═══ Supplied text
From the Circuit Court of Cass County; Civil Appeal; Judge William M. Kimberlin.

Before Turnage, P.j., Manford, Kennedy, JJ.

The opinion of the court was delivered by: Turnage

MorAmerica Mortgage Company filed suit against Home Savings Association of Kansas City, Missouri, to recover possession of the personal property located in the Ramada Inn in Belton, Missouri, or to recover damages for the taking and detention of that property. The case was tried to a jury, but at the Conclusion of all the evidence the court directed a verdict in favor of Home Savings.

On this appeal, MorAmerica contends that the court erred in directing a verdict because the MorAmerica lien was superior to the Home Savings lien. Affirmed.

On July 26, 1973, Bryan Investment Company executed a promissory note secured by a deed of trust on real estate on which the Ramada Inn was located. This note was later assigned to Home Savings Association. In August of 1973, a financing statement indicating a security interest in Home Savings was filed with the Cass County recorder and with the secretary of state covering personal property located in the Ramada Inn. No security agreement was ever executed covering the personal property.
══════
═══ Dataset
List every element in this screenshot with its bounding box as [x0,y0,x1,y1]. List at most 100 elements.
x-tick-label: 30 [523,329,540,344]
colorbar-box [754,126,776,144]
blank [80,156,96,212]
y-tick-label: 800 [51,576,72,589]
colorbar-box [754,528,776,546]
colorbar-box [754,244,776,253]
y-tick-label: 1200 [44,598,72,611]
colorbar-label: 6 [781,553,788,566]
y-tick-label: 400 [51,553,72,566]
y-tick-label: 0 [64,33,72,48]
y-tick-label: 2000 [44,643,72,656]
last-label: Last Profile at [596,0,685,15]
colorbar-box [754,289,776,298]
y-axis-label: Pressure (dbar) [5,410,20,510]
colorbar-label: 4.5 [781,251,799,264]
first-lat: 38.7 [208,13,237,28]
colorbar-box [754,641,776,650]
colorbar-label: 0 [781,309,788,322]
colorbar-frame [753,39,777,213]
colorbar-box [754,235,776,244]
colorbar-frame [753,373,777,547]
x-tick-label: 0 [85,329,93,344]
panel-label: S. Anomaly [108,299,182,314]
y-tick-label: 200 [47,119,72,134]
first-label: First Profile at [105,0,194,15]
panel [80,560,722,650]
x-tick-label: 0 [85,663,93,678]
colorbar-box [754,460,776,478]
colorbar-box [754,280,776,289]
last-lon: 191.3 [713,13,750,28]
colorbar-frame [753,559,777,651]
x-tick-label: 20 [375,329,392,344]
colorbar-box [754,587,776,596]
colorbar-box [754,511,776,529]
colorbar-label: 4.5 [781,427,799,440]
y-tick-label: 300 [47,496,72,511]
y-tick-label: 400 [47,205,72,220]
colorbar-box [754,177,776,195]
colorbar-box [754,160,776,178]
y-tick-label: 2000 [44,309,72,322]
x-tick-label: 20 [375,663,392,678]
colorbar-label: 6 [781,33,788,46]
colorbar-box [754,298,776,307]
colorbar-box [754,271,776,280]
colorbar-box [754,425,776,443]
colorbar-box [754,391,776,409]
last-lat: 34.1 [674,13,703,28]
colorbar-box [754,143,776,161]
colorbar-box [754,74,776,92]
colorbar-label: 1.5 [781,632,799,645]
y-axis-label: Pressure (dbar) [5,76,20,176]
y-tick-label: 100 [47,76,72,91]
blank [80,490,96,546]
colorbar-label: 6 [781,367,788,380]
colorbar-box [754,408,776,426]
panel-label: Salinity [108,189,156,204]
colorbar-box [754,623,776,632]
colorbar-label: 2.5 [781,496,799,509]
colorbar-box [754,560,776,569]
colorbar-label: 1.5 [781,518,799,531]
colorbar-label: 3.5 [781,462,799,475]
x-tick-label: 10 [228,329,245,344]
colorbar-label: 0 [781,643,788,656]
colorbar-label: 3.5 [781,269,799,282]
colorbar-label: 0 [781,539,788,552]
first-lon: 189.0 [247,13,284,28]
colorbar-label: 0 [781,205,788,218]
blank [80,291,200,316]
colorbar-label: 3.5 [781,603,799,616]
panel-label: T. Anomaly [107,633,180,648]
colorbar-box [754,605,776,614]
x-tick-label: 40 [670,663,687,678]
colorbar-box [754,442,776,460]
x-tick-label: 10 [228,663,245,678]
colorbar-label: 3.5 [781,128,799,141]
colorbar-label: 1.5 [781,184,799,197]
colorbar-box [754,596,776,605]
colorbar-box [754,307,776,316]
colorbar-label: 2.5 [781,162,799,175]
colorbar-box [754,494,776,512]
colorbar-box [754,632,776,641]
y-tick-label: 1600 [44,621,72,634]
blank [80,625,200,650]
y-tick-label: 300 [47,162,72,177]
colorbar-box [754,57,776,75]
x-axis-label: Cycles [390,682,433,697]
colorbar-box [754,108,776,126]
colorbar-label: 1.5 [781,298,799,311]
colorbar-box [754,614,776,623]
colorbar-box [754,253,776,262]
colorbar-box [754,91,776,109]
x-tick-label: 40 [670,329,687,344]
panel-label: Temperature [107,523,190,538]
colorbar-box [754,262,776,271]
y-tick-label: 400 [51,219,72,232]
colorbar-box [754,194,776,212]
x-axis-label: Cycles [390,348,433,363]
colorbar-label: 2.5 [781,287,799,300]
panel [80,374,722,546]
══════
__Required work__:
• 1. Summarize the opinion excerpt on the Ramada Inn property dispute in two sentences.
• 2. Write out the portion of the opinion excerpt on the Ramada Inn property dispute between "The opinion of" and "Savings lien. Affirmed.", inclusive.
• 3. Extend the opinion excerpt on the Ramada Inn property dispute, beginning after its final sentence.
The items are not needed for the work that follows.

__Written responses__:
• 1. MorAmerica Mortgage Company sued Home Savings Association of Kansas City, Missouri, to recover the personal property in the Ramada Inn in Belton, Missouri, or damages for its taking and detention, and after all the evidence the court directed a verdict for Home Savings, which was affirmed despite MorAmerica's appeal claiming its lien was superior. Home Savings held, by assignment, a note secured by a deed of trust on the Ramada Inn real estate and had a financing statement filed covering the personal property there, but no security agreement covering that property was ever executed.

• 2.
The opinion of the court was delivered by: Turnage

MorAmerica Mortgage Company filed suit against Home Savings Association of Kansas City, Missouri, to recover possession of the personal property located in the Ramada Inn in Belton, Missouri, or to recover damages for the taking and detention of that property. The case was tried to a jury, but at the Conclusion of all the evidence the court directed a verdict in favor of Home Savings.

On this appeal, MorAmerica contends that the court erred in directing a verdict because the MorAmerica lien was superior to the Home Savings lien. Affirmed.

• 3.
In January of 1974, MorAmerica made a loan of $150,000 to the Bryan Investment Company on the basis that its security interest would be junior to Home Savings' security interest on both the real estate and the personal property. In the same month, MorAmerica filed a financing statement and, in addition, filed a security agreement describing the personal property. The MorAmerica loan was evidenced by a promissory note and deed of trust subject to the Home Savings loan.

In the latter part of 1974, the Ramada Inn operation experienced financial difficulties, and Home Savings scheduled a foreclosure sale on the real property for February of 1975. Home Savings was the successful bidder at the foreclosure sale and on March 17, 1975, it took possession of both the real and personal property located at the Ramada Inn. The possession of the personal property was taken with the consent of Bryan Investment Company and with the knowledge of MorAmerica. It was not until July of 1976, that MorAmerica made any complaint or demand regarding the personal property. This lawsuit followed.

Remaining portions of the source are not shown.